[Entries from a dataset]
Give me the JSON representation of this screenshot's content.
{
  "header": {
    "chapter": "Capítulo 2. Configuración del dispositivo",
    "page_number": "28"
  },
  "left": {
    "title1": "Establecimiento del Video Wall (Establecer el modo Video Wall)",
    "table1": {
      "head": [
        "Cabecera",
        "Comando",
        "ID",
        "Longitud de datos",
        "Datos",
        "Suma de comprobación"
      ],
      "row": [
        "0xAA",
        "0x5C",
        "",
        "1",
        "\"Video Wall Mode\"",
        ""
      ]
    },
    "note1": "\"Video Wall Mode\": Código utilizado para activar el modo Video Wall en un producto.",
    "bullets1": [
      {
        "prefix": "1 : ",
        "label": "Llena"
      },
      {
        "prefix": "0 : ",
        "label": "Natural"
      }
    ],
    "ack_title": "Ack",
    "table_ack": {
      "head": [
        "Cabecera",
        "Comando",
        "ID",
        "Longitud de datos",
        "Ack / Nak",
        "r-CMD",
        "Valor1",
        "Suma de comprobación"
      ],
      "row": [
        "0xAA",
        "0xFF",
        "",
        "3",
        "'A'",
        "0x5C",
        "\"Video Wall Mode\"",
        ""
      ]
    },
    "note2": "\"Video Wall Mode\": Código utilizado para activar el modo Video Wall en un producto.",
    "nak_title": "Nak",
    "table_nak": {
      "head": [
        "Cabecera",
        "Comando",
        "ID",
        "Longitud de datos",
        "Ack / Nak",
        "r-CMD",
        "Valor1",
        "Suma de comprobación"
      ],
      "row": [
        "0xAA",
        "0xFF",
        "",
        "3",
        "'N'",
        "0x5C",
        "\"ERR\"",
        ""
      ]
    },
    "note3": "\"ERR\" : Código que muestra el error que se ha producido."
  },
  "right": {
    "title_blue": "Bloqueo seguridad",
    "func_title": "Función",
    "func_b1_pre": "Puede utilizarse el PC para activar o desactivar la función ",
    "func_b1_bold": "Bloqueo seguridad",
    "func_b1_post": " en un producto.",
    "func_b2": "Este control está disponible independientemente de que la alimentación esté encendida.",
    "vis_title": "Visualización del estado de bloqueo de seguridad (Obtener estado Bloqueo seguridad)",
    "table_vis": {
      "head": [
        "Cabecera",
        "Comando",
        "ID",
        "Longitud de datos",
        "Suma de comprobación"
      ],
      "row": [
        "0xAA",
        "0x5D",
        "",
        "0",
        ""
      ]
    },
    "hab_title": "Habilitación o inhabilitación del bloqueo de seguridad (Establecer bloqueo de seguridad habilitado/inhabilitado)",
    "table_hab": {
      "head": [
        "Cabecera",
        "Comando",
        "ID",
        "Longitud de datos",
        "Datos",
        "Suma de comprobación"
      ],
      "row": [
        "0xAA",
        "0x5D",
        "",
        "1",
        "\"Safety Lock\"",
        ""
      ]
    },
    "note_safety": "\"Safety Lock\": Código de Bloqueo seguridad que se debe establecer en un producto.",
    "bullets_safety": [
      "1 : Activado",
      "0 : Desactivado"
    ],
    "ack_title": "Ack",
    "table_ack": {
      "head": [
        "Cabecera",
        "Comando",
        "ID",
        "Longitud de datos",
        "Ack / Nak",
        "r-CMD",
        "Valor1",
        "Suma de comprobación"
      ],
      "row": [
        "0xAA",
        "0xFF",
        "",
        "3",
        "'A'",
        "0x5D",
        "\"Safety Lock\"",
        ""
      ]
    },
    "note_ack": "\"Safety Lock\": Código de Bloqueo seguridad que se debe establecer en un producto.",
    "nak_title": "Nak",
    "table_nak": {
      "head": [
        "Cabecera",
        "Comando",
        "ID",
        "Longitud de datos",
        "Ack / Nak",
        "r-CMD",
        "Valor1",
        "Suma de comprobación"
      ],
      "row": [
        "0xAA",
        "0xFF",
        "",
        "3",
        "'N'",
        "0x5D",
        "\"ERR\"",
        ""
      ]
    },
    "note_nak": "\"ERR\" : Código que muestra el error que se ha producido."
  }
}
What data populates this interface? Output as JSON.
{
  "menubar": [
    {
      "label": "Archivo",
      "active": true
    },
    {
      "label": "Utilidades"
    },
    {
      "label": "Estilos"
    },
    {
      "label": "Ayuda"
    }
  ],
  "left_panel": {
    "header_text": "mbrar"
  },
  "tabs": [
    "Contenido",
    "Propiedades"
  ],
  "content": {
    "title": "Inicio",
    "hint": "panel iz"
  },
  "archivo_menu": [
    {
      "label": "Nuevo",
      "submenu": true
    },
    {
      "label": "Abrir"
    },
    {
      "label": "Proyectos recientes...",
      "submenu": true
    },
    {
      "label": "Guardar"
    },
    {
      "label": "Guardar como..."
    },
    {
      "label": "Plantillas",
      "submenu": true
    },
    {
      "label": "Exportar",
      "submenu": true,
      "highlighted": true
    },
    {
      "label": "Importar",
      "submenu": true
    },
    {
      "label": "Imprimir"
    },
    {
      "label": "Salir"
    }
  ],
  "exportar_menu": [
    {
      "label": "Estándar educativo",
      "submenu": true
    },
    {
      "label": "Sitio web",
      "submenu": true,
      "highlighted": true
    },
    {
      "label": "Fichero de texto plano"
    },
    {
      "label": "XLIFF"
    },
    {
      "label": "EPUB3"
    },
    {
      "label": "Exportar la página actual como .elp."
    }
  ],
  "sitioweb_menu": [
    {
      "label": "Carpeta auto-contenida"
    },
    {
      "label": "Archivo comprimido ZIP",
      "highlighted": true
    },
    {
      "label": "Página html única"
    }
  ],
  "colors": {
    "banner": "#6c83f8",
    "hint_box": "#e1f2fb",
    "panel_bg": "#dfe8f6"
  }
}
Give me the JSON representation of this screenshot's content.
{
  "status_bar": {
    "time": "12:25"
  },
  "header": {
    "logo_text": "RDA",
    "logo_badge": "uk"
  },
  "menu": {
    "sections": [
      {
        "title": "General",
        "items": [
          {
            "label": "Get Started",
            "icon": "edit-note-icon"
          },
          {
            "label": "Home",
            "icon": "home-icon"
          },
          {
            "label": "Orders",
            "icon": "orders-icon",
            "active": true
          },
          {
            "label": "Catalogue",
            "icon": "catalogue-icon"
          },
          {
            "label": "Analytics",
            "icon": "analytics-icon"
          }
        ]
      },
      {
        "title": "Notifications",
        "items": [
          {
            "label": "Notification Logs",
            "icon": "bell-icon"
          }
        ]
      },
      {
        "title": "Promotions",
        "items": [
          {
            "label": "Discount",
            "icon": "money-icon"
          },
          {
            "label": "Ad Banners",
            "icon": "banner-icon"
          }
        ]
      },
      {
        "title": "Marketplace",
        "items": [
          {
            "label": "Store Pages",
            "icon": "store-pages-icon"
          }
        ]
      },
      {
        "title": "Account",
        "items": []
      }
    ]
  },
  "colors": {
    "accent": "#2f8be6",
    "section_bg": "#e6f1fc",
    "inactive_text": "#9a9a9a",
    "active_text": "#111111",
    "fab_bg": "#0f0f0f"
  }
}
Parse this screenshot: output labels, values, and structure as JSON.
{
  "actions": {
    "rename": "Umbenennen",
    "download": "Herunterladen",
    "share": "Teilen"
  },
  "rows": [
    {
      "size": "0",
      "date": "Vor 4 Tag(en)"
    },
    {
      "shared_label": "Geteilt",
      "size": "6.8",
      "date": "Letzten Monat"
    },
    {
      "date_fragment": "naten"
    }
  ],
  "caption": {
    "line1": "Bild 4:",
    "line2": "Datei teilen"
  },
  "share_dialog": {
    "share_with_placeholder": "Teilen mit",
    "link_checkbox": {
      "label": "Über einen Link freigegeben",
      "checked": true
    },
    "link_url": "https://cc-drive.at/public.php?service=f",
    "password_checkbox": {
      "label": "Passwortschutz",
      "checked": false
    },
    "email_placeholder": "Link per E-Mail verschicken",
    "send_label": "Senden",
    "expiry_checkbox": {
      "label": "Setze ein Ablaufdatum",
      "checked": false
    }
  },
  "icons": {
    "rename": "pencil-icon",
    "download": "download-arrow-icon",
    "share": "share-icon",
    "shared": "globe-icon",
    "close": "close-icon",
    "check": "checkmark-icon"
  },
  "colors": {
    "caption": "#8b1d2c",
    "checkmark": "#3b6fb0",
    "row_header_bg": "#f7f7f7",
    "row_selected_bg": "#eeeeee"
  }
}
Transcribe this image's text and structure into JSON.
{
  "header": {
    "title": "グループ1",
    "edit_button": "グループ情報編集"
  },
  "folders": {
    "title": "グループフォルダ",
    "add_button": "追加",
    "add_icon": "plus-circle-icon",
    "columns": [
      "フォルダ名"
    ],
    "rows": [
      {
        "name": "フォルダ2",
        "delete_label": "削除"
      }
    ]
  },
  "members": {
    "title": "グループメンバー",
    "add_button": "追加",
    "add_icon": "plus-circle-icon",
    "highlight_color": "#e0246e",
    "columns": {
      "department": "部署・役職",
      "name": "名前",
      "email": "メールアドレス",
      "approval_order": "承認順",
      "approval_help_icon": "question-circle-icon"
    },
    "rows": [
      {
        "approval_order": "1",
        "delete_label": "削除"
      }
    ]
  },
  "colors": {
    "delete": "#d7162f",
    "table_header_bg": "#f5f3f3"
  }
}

▸ Exercise objective
Find how many lines in the material hold the word "Mode" and state that number alone.

▸ Answer for the task
4